Exercise goal
Can you transcribe every entry word for word, skipping the images?

Given data

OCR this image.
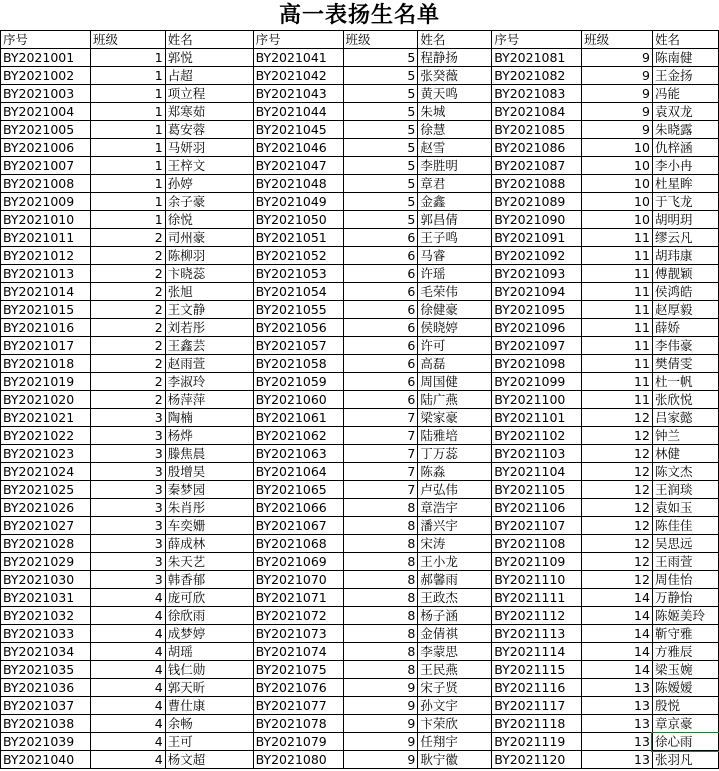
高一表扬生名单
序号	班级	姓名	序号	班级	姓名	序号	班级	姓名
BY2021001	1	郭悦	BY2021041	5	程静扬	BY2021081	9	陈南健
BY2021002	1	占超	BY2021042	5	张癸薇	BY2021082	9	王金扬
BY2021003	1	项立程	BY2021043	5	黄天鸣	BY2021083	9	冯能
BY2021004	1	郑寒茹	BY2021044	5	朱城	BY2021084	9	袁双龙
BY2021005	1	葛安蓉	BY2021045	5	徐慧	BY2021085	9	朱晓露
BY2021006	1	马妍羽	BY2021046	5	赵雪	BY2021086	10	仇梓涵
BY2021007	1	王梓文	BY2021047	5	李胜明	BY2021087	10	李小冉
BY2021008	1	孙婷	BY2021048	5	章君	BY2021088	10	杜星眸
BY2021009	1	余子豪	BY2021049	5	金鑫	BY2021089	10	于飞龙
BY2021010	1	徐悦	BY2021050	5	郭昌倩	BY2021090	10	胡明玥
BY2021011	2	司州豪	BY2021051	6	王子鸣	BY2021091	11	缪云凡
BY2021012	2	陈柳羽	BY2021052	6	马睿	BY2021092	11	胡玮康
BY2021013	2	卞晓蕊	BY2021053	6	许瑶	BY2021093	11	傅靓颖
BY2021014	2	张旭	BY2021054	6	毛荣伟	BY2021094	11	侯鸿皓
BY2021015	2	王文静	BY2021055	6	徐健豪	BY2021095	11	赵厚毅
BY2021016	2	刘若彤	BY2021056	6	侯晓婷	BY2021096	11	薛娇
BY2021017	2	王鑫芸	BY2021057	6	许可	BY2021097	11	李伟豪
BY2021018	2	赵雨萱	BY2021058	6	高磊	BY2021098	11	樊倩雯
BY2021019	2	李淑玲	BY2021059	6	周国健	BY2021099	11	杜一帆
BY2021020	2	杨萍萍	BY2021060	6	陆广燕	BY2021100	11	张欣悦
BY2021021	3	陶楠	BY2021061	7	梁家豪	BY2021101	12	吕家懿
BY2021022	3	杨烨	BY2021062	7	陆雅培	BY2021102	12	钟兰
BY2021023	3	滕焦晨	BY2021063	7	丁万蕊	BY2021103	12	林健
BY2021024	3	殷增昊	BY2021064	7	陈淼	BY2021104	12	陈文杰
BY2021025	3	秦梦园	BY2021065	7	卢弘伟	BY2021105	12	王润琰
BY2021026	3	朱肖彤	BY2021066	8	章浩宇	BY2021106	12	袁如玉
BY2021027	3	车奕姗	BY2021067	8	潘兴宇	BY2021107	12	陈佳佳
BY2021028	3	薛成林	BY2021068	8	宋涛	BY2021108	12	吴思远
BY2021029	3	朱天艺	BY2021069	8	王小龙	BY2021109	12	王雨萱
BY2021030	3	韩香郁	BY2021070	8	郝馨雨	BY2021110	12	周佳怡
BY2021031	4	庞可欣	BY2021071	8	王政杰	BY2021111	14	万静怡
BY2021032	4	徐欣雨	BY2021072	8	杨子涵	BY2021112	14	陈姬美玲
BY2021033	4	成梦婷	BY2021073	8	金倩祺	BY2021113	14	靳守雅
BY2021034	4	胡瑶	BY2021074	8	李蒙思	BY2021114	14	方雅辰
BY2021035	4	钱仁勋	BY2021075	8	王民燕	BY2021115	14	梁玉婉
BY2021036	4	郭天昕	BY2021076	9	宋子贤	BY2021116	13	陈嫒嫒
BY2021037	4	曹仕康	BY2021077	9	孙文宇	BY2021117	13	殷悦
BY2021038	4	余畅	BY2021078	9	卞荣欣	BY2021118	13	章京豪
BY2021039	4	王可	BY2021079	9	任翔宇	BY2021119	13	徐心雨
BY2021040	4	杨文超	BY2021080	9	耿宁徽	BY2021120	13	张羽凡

Completed task
OCR this image.
高一表扬生名单
序号	班级	姓名	序号	班级	姓名	序号	班级	姓名
BY2021001	1	郭悦	BY2021041	5	程静扬	BY2021081	9	陈南健
BY2021002	1	占超	BY2021042	5	张癸薇	BY2021082	9	王金扬
BY2021003	1	项立程	BY2021043	5	黄天鸣	BY2021083	9	冯能
BY2021004	1	郑寒茹	BY2021044	5	朱城	BY2021084	9	袁双龙
BY2021005	1	葛安蓉	BY2021045	5	徐慧	BY2021085	9	朱晓露
BY2021006	1	马妍羽	BY2021046	5	赵雪	BY2021086	10	仇梓涵
BY2021007	1	王梓文	BY2021047	5	李胜明	BY2021087	10	李小冉
BY2021008	1	孙婷	BY2021048	5	章君	BY2021088	10	杜星眸
BY2021009	1	余子豪	BY2021049	5	金鑫	BY2021089	10	于飞龙
BY2021010	1	徐悦	BY2021050	5	郭昌倩	BY2021090	10	胡明玥
BY2021011	2	司州豪	BY2021051	6	王子鸣	BY2021091	11	缪云凡
BY2021012	2	陈柳羽	BY2021052	6	马睿	BY2021092	11	胡玮康
BY2021013	2	卞晓蕊	BY2021053	6	许瑶	BY2021093	11	傅靓颖
BY2021014	2	张旭	BY2021054	6	毛荣伟	BY2021094	11	侯鸿皓
BY2021015	2	王文静	BY2021055	6	徐健豪	BY2021095	11	赵厚毅
BY2021016	2	刘若彤	BY2021056	6	侯晓婷	BY2021096	11	薛娇
BY2021017	2	王鑫芸	BY2021057	6	许可	BY2021097	11	李伟豪
BY2021018	2	赵雨萱	BY2021058	6	高磊	BY2021098	11	樊倩雯
BY2021019	2	李淑玲	BY2021059	6	周国健	BY2021099	11	杜一帆
BY2021020	2	杨萍萍	BY2021060	6	陆广燕	BY2021100	11	张欣悦
BY2021021	3	陶楠	BY2021061	7	梁家豪	BY2021101	12	吕家懿
BY2021022	3	杨烨	BY2021062	7	陆雅培	BY2021102	12	钟兰
BY2021023	3	滕焦晨	BY2021063	7	丁万蕊	BY2021103	12	林健
BY2021024	3	殷增昊	BY2021064	7	陈淼	BY2021104	12	陈文杰
BY2021025	3	秦梦园	BY2021065	7	卢弘伟	BY2021105	12	王润琰
BY2021026	3	朱肖彤	BY2021066	8	章浩宇	BY2021106	12	袁如玉
BY2021027	3	车奕姗	BY2021067	8	潘兴宇	BY2021107	12	陈佳佳
BY2021028	3	薛成林	BY2021068	8	宋涛	BY2021108	12	吴思远
BY2021029	3	朱天艺	BY2021069	8	王小龙	BY2021109	12	王雨萱
BY2021030	3	韩香郁	BY2021070	8	郝馨雨	BY2021110	12	周佳怡
BY2021031	4	庞可欣	BY2021071	8	王政杰	BY2021111	14	万静怡
BY2021032	4	徐欣雨	BY2021072	8	杨子涵	BY2021112	14	陈姬美玲
BY2021033	4	成梦婷	BY2021073	8	金倩祺	BY2021113	14	靳守雅
BY2021034	4	胡瑶	BY2021074	8	李蒙思	BY2021114	14	方雅辰
BY2021035	4	钱仁勋	BY2021075	8	王民燕	BY2021115	14	梁玉婉
BY2021036	4	郭天昕	BY2021076	9	宋子贤	BY2021116	13	陈嫒嫒
BY2021037	4	曹仕康	BY2021077	9	孙文宇	BY2021117	13	殷悦
BY2021038	4	余畅	BY2021078	9	卞荣欣	BY2021118	13	章京豪
BY2021039	4	王可	BY2021079	9	任翔宇	BY2021119	13	徐心雨
BY2021040	4	杨文超	BY2021080	9	耿宁徽	BY2021120	13	张羽凡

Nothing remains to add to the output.